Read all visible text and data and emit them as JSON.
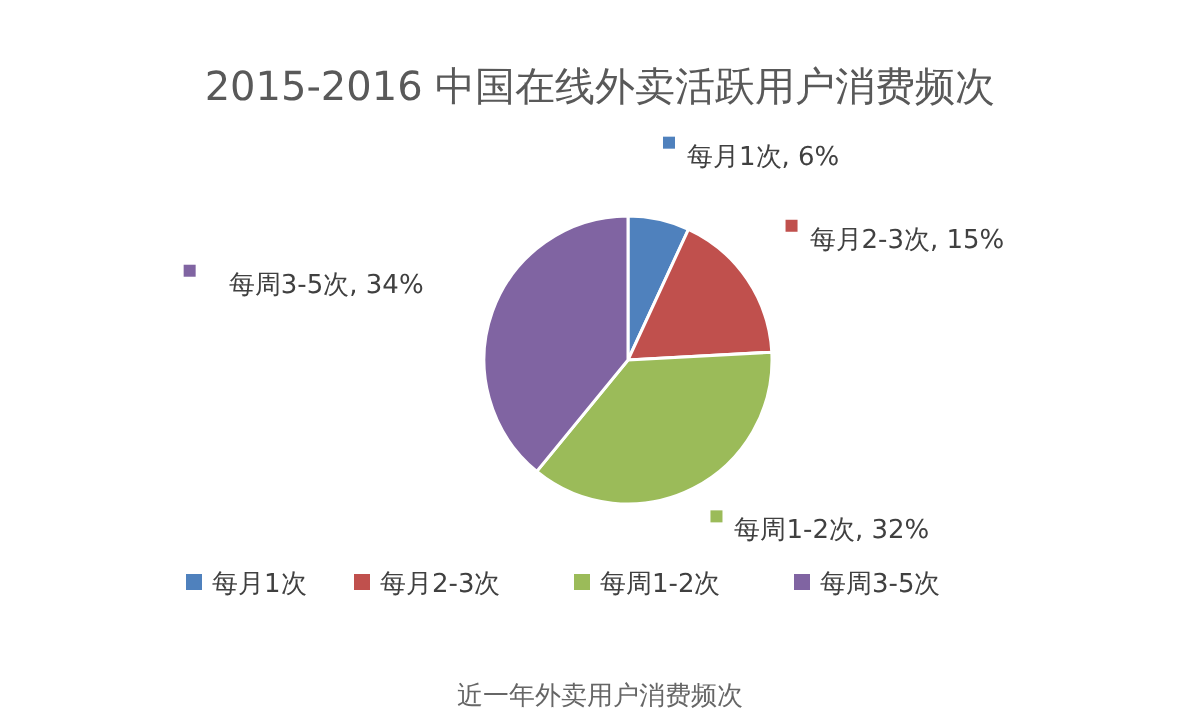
{
  "chart_data": {
    "type": "pie",
    "title": "2015-2016 中国在线外卖活跃用户消费频次",
    "categories": [
      "每月1次",
      "每月2-3次",
      "每周1-2次",
      "每周3-5次"
    ],
    "values": [
      6,
      15,
      32,
      34
    ],
    "value_labels": [
      "每月1次, 6%",
      "每月2-3次, 15%",
      "每周1-2次, 32%",
      "每周3-5次, 34%"
    ],
    "colors": [
      "#4f81bd",
      "#c0504d",
      "#9bbb59",
      "#8064a2"
    ],
    "legend": "bottom",
    "annotations": [
      "近一年外卖用户消费频次"
    ]
  }
}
########
### What you will do
Leave the pictures out and copy the rest of the data exactly.

### Written response
Read all visible text and data and emit them as JSON.
{
  "chart_data": {
    "type": "pie",
    "title": "2015-2016 中国在线外卖活跃用户消费频次",
    "categories": [
      "每月1次",
      "每月2-3次",
      "每周1-2次",
      "每周3-5次"
    ],
    "values": [
      6,
      15,
      32,
      34
    ],
    "value_labels": [
      "每月1次, 6%",
      "每月2-3次, 15%",
      "每周1-2次, 32%",
      "每周3-5次, 34%"
    ],
    "colors": [
      "#4f81bd",
      "#c0504d",
      "#9bbb59",
      "#8064a2"
    ],
    "legend": "bottom",
    "annotations": [
      "近一年外卖用户消费频次"
    ]
  }
}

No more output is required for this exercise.